> **EXERCISE GOAL**
Which lines of the records contain "ميدالية"? Collect every one of them.

(Saved entries)
## Begin

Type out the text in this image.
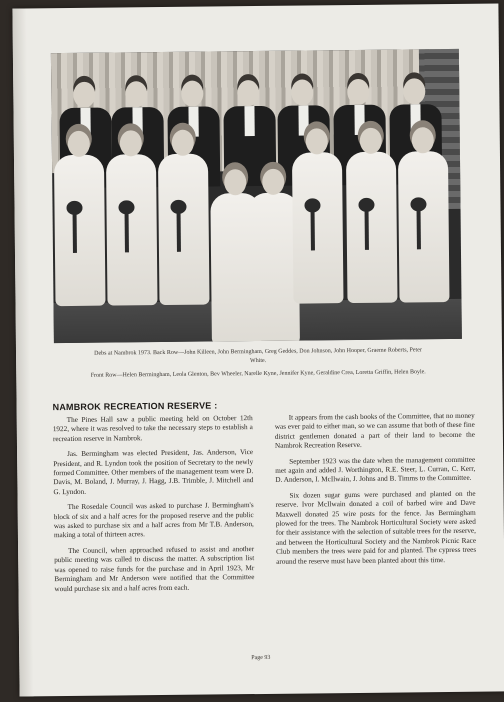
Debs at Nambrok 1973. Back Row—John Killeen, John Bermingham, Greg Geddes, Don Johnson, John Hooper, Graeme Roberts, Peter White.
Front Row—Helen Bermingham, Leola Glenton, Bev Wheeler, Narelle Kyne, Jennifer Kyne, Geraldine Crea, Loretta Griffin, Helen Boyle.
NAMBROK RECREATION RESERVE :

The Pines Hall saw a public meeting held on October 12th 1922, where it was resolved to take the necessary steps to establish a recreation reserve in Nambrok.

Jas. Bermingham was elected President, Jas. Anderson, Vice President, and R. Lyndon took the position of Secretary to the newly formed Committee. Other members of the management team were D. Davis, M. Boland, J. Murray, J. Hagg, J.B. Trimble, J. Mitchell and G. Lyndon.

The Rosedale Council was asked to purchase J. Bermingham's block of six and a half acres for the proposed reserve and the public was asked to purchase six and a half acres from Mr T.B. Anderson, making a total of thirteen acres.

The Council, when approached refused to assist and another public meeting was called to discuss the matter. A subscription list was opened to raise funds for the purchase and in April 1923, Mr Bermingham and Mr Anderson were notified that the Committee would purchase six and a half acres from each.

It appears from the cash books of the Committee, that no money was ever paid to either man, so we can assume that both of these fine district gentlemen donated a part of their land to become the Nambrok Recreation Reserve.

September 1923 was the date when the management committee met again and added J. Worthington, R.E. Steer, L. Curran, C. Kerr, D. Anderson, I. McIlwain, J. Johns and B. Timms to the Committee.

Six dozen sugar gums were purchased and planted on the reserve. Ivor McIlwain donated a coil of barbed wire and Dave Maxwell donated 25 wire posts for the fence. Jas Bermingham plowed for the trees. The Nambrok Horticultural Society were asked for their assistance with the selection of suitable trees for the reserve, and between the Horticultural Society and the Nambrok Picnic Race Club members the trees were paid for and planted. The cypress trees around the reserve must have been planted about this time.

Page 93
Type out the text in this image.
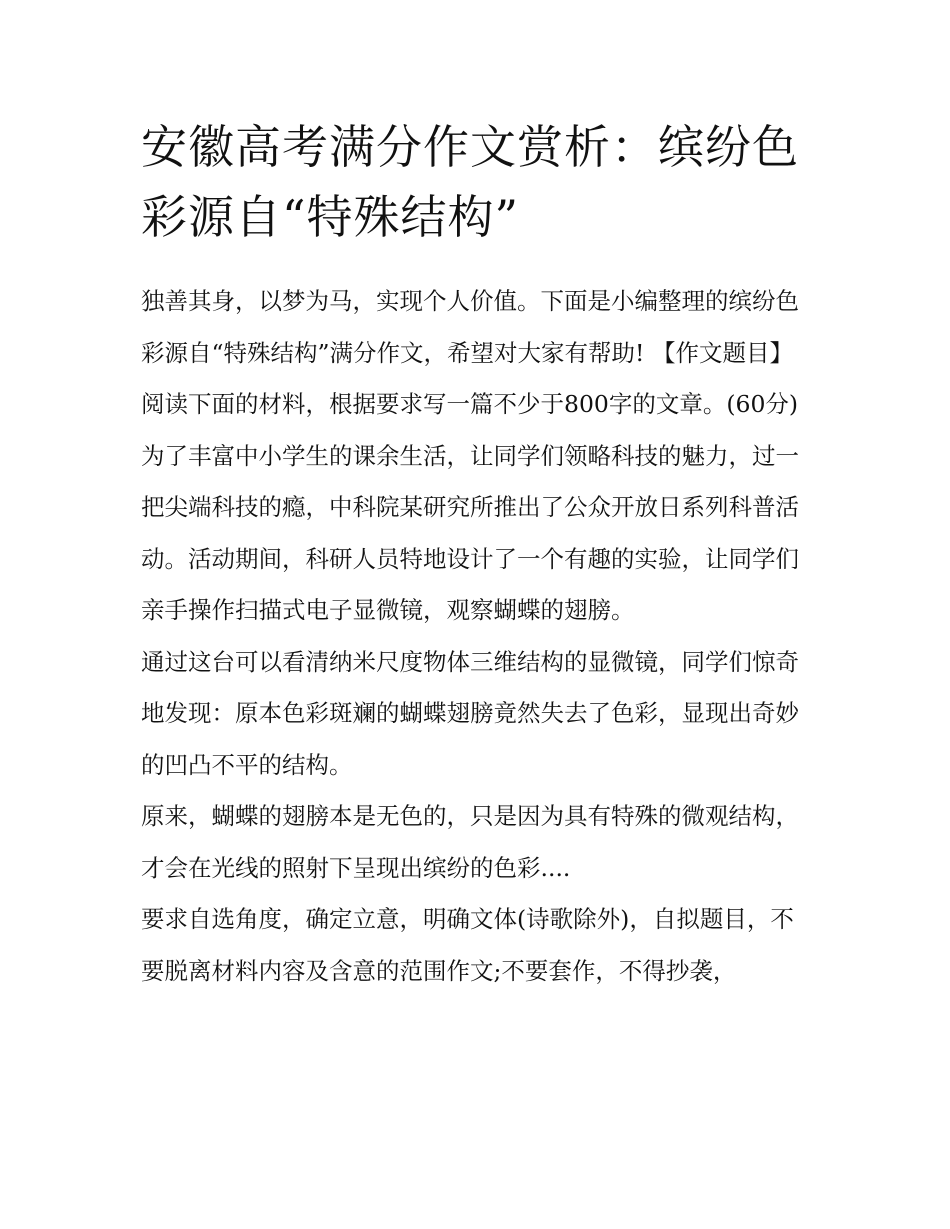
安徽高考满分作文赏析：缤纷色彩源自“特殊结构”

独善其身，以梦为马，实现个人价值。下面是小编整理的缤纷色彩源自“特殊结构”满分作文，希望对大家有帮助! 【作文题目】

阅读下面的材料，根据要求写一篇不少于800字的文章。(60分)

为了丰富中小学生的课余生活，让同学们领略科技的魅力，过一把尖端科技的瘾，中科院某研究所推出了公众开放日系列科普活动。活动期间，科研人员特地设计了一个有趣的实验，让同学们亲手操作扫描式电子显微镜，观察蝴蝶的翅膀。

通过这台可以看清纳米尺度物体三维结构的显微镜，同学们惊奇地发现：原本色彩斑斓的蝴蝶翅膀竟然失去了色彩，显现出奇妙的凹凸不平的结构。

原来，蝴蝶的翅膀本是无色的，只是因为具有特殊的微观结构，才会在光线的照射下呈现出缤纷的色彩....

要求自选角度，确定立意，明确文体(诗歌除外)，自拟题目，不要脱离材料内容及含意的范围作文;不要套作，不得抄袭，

## End
## Begin

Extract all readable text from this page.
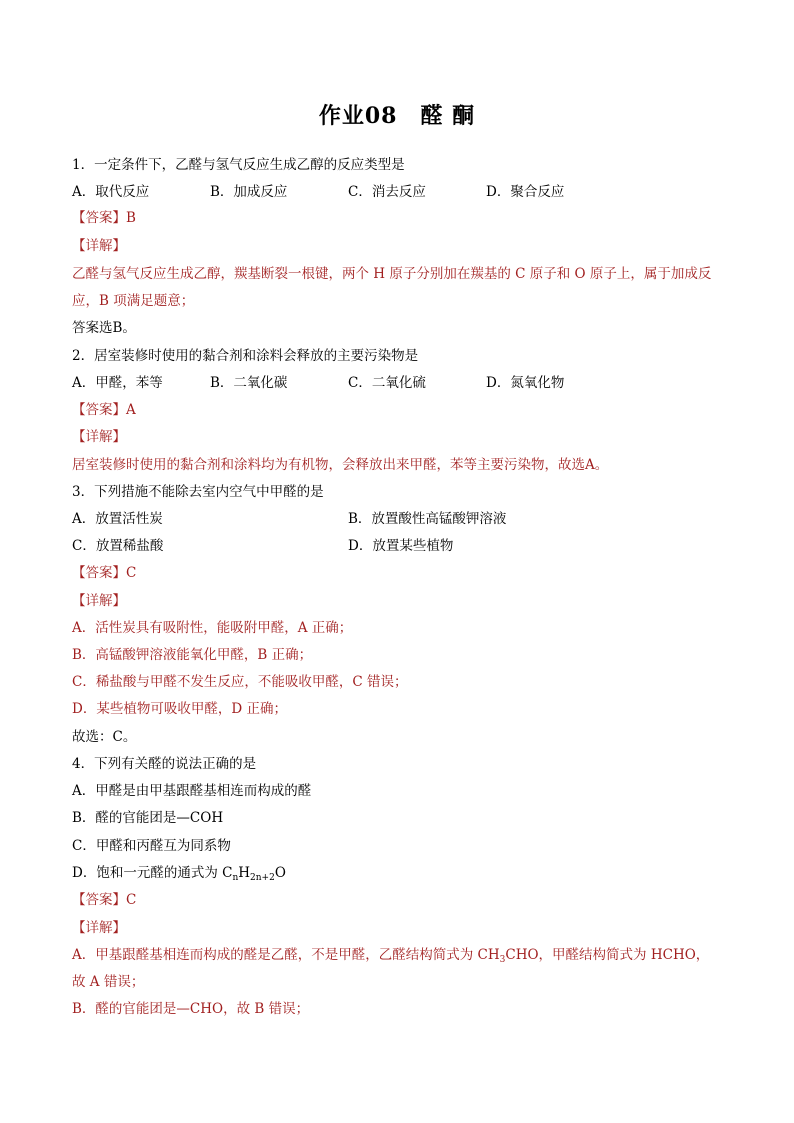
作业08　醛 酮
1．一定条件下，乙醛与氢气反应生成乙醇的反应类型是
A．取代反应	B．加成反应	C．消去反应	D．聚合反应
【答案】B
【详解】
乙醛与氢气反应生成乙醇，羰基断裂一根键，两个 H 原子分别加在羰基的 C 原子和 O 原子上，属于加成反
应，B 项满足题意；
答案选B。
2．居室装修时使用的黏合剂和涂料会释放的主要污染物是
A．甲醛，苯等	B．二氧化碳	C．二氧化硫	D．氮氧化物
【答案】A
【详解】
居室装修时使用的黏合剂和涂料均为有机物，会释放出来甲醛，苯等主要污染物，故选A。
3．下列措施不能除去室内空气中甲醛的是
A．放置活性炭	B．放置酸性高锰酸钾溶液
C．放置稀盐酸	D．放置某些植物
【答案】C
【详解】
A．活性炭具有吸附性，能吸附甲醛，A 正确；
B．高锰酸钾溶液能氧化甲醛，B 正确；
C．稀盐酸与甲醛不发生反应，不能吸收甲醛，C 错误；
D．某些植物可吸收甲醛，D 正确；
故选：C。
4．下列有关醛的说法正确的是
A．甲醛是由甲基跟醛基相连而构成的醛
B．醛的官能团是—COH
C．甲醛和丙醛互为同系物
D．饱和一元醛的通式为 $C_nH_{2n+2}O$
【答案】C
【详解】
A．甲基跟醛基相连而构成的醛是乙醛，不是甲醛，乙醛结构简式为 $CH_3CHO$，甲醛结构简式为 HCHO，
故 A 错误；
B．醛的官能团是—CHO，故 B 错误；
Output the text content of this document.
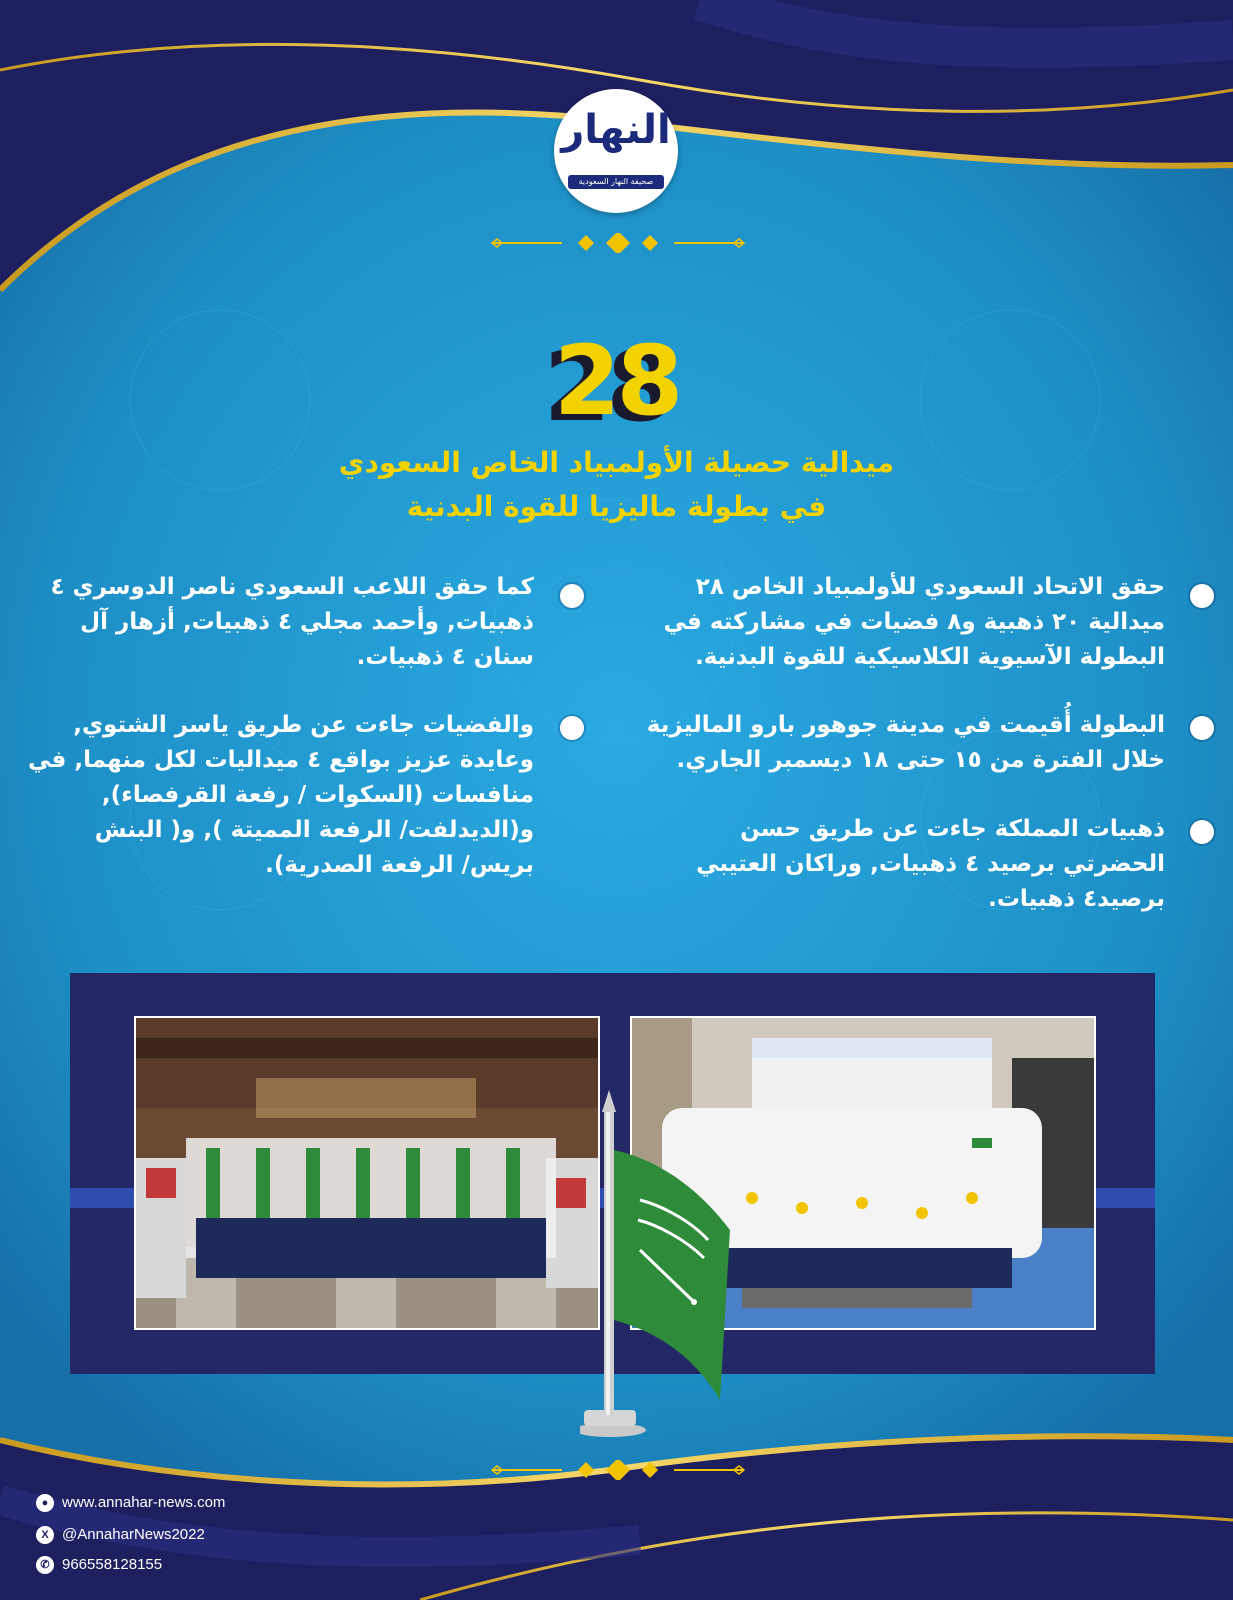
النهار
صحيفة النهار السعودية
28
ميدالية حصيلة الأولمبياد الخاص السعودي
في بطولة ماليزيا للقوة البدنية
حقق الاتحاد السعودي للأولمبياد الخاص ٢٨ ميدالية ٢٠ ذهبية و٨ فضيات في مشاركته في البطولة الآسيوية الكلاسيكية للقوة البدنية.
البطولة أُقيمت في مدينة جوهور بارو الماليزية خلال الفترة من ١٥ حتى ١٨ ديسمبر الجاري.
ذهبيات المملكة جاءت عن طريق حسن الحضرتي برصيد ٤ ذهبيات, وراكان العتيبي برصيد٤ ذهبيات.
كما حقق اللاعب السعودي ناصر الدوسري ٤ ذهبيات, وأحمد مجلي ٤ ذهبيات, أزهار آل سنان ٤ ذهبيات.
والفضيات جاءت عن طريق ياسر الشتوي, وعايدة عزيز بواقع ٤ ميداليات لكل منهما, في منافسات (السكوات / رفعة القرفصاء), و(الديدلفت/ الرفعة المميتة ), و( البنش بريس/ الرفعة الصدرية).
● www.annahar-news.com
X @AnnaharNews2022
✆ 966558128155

## End

> **ANSWER IN FULL**
ميدالية حصيلة الأولمبياد الخاص السعودي
حقق الاتحاد السعودي للأولمبياد الخاص ٢٨ ميدالية ٢٠ ذهبية و٨ فضيات في مشاركته في البطولة الآسيوية الكلاسيكية للقوة البدنية.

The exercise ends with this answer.